:: DATASET CONTENT
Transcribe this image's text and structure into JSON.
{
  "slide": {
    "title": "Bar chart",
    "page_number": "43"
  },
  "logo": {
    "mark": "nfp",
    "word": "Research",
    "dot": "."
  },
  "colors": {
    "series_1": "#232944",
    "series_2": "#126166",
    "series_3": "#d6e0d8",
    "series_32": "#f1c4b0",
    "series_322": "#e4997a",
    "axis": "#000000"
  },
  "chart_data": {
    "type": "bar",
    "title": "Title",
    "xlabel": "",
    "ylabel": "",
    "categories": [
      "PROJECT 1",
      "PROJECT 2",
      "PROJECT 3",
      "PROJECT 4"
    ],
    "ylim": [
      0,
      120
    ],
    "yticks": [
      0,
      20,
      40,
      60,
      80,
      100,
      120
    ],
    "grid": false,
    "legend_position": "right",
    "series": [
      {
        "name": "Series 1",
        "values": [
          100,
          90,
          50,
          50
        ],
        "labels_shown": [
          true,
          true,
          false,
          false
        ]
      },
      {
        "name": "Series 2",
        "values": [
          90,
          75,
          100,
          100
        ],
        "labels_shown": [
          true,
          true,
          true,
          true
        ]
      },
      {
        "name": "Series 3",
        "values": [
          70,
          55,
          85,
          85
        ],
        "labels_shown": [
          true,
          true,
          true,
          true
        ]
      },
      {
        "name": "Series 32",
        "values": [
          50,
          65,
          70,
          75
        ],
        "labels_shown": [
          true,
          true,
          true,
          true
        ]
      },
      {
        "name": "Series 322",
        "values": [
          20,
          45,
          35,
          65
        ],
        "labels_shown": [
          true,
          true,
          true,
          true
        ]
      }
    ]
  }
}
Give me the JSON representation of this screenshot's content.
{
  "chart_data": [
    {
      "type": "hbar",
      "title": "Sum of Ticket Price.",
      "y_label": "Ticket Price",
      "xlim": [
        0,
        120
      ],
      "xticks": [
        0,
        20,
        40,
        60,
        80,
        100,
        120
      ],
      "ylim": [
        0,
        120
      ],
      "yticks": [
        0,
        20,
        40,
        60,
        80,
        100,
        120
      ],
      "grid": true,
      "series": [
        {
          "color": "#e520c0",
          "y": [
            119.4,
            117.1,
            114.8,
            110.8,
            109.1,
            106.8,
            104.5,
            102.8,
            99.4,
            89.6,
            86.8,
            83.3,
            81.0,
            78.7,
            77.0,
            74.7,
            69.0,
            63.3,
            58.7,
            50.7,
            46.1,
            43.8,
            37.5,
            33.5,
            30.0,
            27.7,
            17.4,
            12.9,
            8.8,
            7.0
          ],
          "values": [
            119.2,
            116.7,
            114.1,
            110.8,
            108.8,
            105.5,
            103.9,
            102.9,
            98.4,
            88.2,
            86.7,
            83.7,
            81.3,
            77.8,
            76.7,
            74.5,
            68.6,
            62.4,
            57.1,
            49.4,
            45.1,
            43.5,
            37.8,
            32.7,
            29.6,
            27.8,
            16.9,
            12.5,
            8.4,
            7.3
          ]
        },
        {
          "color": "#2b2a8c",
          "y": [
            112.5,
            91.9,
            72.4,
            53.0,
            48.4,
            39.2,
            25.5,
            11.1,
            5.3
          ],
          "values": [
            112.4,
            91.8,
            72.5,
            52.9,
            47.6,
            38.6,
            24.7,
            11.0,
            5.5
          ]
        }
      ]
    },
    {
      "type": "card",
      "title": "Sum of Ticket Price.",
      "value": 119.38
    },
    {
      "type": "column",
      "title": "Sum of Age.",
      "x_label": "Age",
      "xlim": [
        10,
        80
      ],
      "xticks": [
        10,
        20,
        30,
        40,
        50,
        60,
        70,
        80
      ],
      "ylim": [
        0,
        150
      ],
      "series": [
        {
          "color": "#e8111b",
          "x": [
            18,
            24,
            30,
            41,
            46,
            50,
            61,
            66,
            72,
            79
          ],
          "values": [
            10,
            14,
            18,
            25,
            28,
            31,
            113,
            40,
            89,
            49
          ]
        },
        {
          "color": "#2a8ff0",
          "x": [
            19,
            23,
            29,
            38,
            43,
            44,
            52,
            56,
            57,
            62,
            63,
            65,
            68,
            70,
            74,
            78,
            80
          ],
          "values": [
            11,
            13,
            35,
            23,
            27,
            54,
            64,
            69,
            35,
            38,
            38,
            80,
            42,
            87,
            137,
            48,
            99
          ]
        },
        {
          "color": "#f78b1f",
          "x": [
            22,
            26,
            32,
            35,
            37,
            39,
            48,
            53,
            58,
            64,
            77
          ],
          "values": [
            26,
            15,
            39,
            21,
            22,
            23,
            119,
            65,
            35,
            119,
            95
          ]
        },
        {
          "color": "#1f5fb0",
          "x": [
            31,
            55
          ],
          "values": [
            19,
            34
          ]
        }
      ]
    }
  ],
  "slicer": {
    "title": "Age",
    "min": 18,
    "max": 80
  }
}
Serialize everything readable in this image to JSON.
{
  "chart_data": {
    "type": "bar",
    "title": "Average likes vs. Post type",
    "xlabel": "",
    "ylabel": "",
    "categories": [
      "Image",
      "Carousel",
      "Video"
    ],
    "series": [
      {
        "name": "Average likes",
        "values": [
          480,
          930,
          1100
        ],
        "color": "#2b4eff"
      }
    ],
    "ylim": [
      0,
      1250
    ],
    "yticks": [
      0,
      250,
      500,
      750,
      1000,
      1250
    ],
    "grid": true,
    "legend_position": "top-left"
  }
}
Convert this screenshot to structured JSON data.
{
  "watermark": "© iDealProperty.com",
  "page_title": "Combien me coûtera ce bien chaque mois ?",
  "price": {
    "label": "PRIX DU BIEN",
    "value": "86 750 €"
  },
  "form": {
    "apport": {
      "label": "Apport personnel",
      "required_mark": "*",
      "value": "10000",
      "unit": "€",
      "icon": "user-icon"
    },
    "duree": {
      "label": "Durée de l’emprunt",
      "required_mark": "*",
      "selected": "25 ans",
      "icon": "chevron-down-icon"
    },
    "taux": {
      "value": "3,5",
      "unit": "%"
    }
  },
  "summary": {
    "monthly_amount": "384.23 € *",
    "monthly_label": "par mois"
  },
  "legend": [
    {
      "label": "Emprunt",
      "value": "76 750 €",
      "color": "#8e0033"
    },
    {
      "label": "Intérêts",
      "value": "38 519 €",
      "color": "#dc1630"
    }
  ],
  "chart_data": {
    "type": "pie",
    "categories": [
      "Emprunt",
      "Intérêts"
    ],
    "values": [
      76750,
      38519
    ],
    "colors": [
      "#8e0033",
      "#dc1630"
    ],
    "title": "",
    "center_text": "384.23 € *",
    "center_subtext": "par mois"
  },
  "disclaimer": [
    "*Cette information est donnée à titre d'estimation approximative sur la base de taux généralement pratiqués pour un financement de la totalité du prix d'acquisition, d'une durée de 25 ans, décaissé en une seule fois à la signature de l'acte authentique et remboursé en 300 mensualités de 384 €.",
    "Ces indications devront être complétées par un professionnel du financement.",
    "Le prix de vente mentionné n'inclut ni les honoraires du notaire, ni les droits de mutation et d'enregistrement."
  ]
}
::::
SHORT PROBLEM: List every line in the records above that contains the word "financement".

REPLY TO THE EXERCISE:
    "*Cette information est donnée à titre d'estimation approximative sur la base de taux généralement pratiqués pour un financement de la totalité du prix d'acquisition, d'une durée de 25 ans, décaissé en une seule fois à la signature de l'acte authentique et remboursé en 300 mensualités de 384 €.",
    "Ces indications devront être complétées par un professionnel du financement.",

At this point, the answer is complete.